Using the records below, give the number of lines where the string "Saint" shows up. Add nothing to it.

** Extracted information follows **

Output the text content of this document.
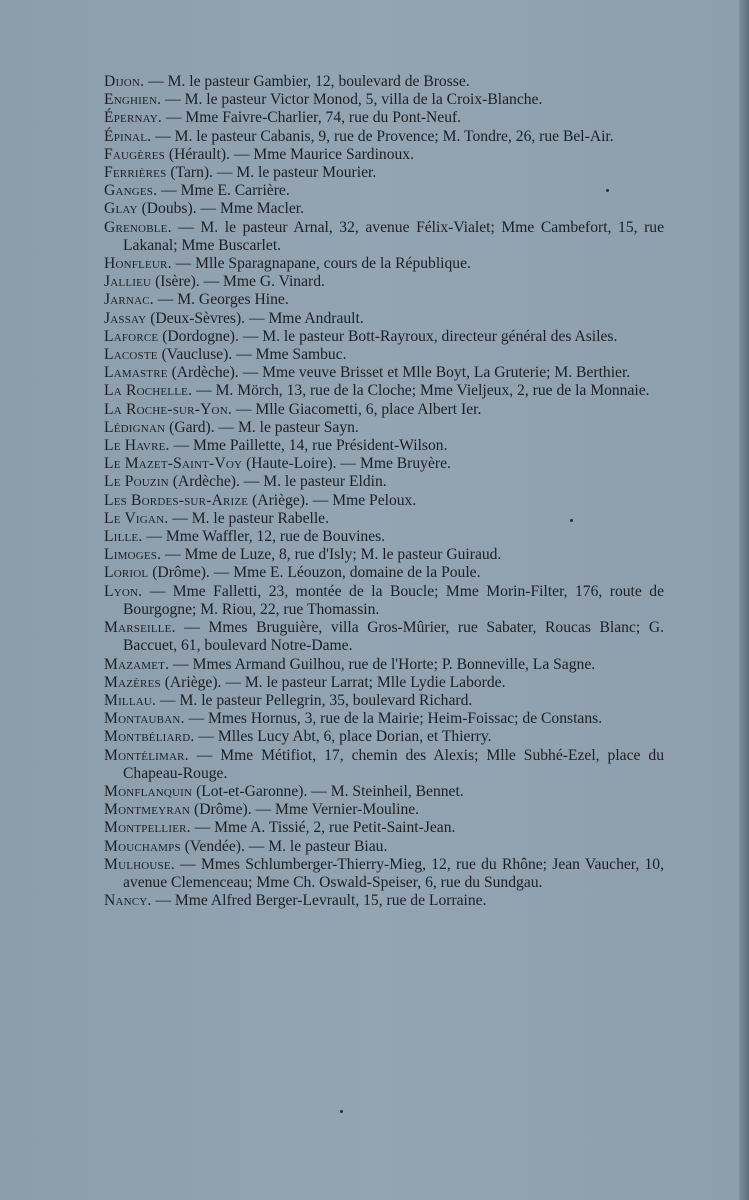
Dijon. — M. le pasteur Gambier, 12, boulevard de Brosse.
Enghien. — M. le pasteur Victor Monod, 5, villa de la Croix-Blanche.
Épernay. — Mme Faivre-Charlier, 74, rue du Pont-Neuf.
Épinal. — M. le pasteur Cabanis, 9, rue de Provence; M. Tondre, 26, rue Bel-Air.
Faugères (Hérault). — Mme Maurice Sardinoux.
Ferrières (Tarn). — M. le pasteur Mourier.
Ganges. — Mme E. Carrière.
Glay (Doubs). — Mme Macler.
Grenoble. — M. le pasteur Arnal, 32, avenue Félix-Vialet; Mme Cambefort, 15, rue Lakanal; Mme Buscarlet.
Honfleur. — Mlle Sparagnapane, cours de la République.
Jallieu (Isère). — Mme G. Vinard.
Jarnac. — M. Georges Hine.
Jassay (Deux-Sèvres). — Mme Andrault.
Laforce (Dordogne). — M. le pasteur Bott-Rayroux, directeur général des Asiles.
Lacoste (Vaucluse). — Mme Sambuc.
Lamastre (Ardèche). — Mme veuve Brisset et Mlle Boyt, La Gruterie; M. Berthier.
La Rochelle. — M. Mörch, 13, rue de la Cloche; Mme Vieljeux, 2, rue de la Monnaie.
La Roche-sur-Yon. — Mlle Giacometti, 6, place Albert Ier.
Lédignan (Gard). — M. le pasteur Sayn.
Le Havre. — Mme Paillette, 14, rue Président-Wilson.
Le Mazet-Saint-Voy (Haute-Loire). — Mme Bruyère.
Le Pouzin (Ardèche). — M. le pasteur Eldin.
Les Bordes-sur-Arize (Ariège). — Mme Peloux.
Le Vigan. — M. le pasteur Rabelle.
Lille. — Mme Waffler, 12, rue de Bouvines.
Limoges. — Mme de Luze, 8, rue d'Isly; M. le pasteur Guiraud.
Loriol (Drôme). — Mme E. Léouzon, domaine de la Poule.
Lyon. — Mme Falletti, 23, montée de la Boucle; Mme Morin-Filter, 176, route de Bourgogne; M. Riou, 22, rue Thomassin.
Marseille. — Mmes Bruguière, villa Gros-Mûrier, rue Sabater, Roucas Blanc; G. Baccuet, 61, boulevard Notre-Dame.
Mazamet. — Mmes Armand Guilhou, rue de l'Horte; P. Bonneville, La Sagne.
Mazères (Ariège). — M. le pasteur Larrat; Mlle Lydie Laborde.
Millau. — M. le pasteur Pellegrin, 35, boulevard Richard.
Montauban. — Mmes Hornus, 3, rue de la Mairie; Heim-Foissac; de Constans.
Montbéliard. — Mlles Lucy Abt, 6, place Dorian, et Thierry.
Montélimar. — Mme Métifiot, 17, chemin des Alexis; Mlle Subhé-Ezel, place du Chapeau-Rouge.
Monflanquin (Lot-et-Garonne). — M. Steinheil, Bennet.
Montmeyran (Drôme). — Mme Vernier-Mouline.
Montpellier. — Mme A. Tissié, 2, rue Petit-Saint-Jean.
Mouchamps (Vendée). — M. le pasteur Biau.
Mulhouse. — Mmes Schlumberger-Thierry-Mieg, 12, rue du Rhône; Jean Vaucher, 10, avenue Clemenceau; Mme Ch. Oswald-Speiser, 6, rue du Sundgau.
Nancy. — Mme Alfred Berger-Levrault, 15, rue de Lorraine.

** End of Extracted information **
** Extracted information follows **

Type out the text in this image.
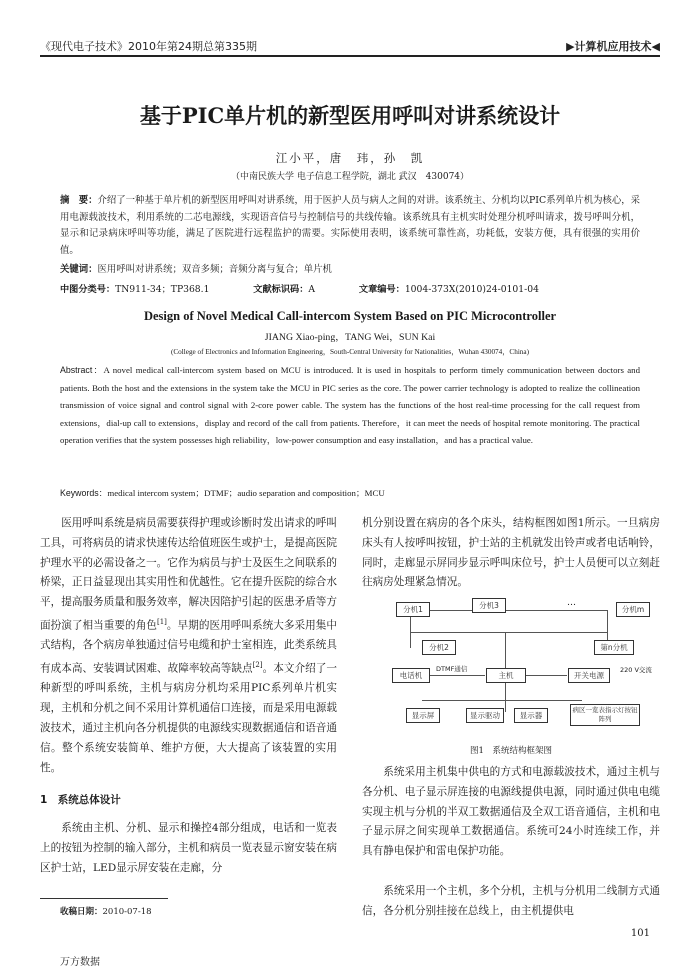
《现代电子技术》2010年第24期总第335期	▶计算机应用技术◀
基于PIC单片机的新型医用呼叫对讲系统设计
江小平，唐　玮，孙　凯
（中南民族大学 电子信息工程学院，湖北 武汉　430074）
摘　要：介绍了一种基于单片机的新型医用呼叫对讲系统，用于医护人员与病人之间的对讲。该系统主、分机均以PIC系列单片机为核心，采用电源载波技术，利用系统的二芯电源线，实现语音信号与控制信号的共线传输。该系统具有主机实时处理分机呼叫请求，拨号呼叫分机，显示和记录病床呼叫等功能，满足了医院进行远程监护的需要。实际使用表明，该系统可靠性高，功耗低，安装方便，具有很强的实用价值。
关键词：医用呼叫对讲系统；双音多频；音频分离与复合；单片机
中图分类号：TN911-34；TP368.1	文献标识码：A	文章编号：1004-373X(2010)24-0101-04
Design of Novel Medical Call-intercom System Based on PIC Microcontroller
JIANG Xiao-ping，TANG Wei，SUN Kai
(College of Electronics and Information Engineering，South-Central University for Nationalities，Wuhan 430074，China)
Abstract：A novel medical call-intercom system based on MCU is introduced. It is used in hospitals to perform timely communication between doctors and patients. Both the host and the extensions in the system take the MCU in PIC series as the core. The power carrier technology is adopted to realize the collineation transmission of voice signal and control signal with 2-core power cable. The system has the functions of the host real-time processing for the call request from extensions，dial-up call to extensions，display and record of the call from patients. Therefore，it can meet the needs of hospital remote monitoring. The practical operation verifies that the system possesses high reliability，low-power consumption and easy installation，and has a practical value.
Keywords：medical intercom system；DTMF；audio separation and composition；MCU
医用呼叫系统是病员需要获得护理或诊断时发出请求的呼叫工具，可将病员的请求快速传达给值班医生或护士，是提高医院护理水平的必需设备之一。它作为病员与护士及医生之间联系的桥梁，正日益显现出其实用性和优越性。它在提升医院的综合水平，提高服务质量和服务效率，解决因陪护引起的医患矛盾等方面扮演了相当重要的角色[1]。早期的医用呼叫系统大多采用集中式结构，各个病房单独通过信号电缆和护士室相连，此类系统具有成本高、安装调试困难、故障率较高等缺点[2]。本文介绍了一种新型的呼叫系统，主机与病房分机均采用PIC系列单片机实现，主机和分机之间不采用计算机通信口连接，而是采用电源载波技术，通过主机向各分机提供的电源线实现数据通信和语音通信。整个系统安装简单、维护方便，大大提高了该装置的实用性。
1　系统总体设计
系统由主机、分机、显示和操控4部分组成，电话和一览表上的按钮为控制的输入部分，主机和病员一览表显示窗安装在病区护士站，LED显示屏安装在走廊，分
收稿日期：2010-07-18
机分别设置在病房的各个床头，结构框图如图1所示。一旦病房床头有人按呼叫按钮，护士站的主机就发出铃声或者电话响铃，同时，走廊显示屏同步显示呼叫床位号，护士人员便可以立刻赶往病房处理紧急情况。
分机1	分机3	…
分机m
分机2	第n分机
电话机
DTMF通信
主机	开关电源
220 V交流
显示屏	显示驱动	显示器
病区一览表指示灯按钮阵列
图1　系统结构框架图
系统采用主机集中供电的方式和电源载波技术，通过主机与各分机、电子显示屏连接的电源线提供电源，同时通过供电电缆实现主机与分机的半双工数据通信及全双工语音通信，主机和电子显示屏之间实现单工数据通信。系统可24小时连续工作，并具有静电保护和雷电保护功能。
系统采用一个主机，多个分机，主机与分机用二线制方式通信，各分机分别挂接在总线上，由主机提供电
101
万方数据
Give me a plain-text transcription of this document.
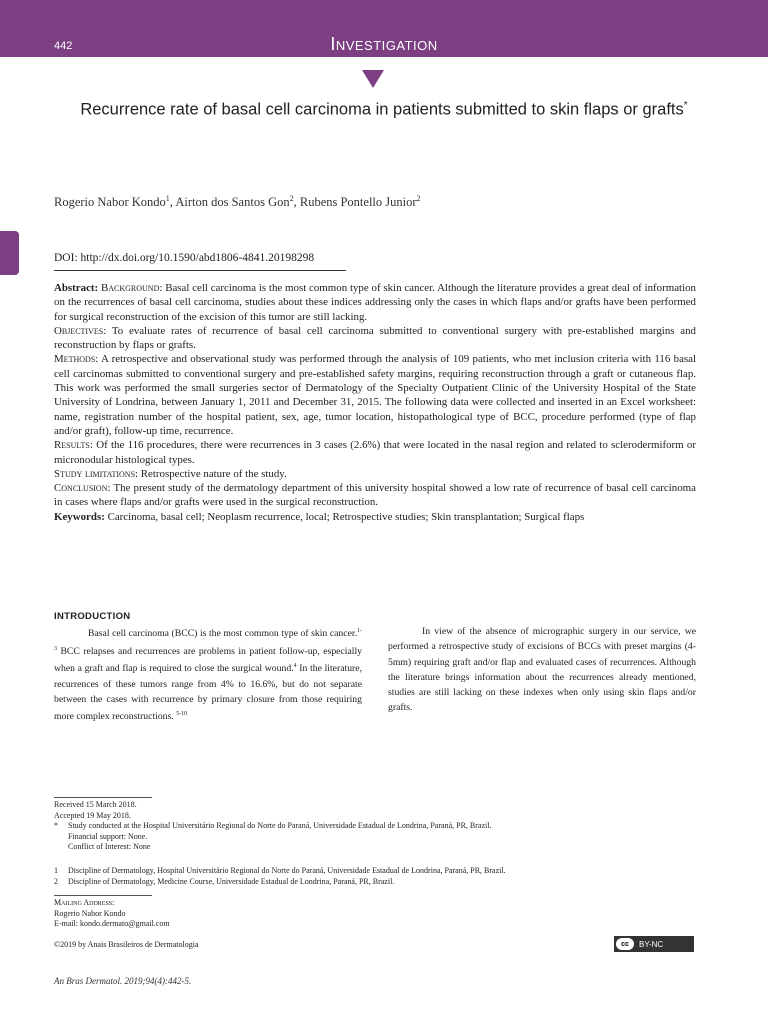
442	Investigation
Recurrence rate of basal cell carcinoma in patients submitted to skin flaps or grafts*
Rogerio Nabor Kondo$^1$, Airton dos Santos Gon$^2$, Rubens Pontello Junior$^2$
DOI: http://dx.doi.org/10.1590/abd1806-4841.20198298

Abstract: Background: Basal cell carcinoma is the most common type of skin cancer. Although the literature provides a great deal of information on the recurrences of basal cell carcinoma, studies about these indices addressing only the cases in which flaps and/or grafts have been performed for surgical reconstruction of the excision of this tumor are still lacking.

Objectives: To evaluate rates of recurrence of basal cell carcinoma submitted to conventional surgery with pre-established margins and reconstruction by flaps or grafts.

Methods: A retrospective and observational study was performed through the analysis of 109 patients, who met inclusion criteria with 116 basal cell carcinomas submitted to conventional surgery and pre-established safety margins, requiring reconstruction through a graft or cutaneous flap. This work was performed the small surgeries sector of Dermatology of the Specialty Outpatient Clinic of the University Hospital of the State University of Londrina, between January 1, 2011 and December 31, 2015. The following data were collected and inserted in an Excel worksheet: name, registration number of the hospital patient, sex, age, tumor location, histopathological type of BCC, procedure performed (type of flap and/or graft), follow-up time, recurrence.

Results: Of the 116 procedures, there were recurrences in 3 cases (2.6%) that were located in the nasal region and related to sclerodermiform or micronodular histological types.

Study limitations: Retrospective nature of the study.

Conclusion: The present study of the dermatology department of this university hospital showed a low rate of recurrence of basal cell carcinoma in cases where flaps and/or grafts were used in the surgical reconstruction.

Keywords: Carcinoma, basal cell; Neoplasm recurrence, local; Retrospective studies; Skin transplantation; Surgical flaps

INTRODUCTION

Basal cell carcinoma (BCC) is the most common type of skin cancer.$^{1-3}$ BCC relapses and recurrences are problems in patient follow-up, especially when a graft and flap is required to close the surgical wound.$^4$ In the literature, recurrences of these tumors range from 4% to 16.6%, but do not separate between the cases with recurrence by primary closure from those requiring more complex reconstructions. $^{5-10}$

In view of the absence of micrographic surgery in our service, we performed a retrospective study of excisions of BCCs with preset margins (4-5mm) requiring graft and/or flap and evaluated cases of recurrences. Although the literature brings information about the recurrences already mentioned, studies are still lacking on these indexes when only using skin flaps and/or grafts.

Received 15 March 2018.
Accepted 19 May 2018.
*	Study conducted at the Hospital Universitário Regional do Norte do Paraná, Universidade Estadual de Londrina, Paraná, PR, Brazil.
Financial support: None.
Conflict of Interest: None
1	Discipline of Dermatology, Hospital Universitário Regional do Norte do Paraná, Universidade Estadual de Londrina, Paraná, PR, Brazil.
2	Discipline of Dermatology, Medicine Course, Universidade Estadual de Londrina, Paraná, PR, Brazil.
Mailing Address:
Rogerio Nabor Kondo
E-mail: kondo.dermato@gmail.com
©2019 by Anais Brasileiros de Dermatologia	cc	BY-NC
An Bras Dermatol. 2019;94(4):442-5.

** End of Extracted information **

Final answer:
2